* [DESCRIPTION OF THE TASK]: Quote the records in full and leave their pictures out.

○ ○ ○ ○

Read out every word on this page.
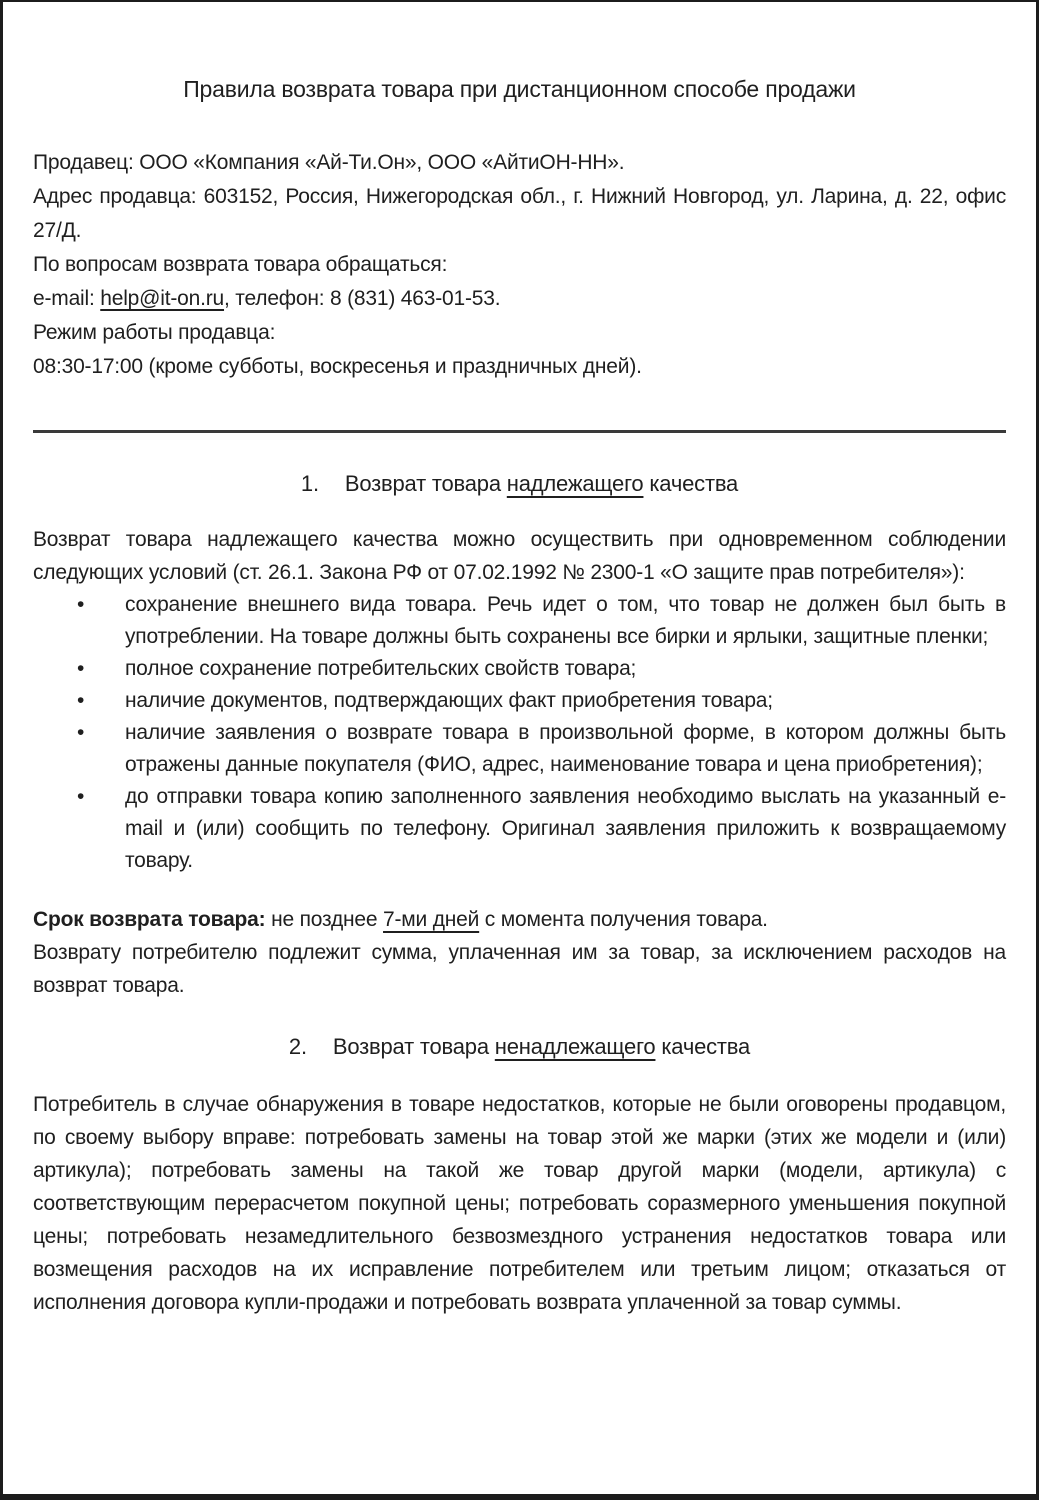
Правила возврата товара при дистанционном способе продажи
Продавец: ООО «Компания «Ай-Ти.Он», ООО «АйтиОН-НН».
Адрес продавца: 603152, Россия, Нижегородская обл., г. Нижний Новгород, ул. Ларина, д. 22, офис 27/Д.
По вопросам возврата товара обращаться:
e-mail: help@it-on.ru, телефон: 8 (831) 463-01-53.
Режим работы продавца:
08:30-17:00 (кроме субботы, воскресенья и праздничных дней).
1. Возврат товара надлежащего качества
Возврат товара надлежащего качества можно осуществить при одновременном соблюдении следующих условий (ст. 26.1. Закона РФ от 07.02.1992 № 2300-1 «О защите прав потребителя»):
•	сохранение внешнего вида товара. Речь идет о том, что товар не должен был быть в употреблении. На товаре должны быть сохранены все бирки и ярлыки, защитные пленки;
•	полное сохранение потребительских свойств товара;
•	наличие документов, подтверждающих факт приобретения товара;
•	наличие заявления о возврате товара в произвольной форме, в котором должны быть отражены данные покупателя (ФИО, адрес, наименование товара и цена приобретения);
•	до отправки товара копию заполненного заявления необходимо выслать на указанный e-mail и (или) сообщить по телефону. Оригинал заявления приложить к возвращаемому товару.
Срок возврата товара: не позднее 7-ми дней с момента получения товара.
Возврату потребителю подлежит сумма, уплаченная им за товар, за исключением расходов на возврат товара.
2. Возврат товара ненадлежащего качества
Потребитель в случае обнаружения в товаре недостатков, которые не были оговорены продавцом, по своему выбору вправе: потребовать замены на товар этой же марки (этих же модели и (или) артикула); потребовать замены на такой же товар другой марки (модели, артикула) с соответствующим перерасчетом покупной цены; потребовать соразмерного уменьшения покупной цены; потребовать незамедлительного безвозмездного устранения недостатков товара или возмещения расходов на их исправление потребителем или третьим лицом; отказаться от исполнения договора купли-продажи и потребовать возврата уплаченной за товар суммы.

○ ○ ○ ○

* [TASK SOLUTION]:
Read out every word on this page.
Правила возврата товара при дистанционном способе продажи
Продавец: ООО «Компания «Ай-Ти.Он», ООО «АйтиОН-НН».
Адрес продавца: 603152, Россия, Нижегородская обл., г. Нижний Новгород, ул. Ларина, д. 22, офис 27/Д.
По вопросам возврата товара обращаться:
e-mail: help@it-on.ru, телефон: 8 (831) 463-01-53.
Режим работы продавца:
08:30-17:00 (кроме субботы, воскресенья и праздничных дней).
1. Возврат товара надлежащего качества
Возврат товара надлежащего качества можно осуществить при одновременном соблюдении следующих условий (ст. 26.1. Закона РФ от 07.02.1992 № 2300-1 «О защите прав потребителя»):
•	сохранение внешнего вида товара. Речь идет о том, что товар не должен был быть в употреблении. На товаре должны быть сохранены все бирки и ярлыки, защитные пленки;
•	полное сохранение потребительских свойств товара;
•	наличие документов, подтверждающих факт приобретения товара;
•	наличие заявления о возврате товара в произвольной форме, в котором должны быть отражены данные покупателя (ФИО, адрес, наименование товара и цена приобретения);
•	до отправки товара копию заполненного заявления необходимо выслать на указанный e-mail и (или) сообщить по телефону. Оригинал заявления приложить к возвращаемому товару.
Срок возврата товара: не позднее 7-ми дней с момента получения товара.
Возврату потребителю подлежит сумма, уплаченная им за товар, за исключением расходов на возврат товара.
2. Возврат товара ненадлежащего качества
Потребитель в случае обнаружения в товаре недостатков, которые не были оговорены продавцом, по своему выбору вправе: потребовать замены на товар этой же марки (этих же модели и (или) артикула); потребовать замены на такой же товар другой марки (модели, артикула) с соответствующим перерасчетом покупной цены; потребовать соразмерного уменьшения покупной цены; потребовать незамедлительного безвозмездного устранения недостатков товара или возмещения расходов на их исправление потребителем или третьим лицом; отказаться от исполнения договора купли-продажи и потребовать возврата уплаченной за товар суммы.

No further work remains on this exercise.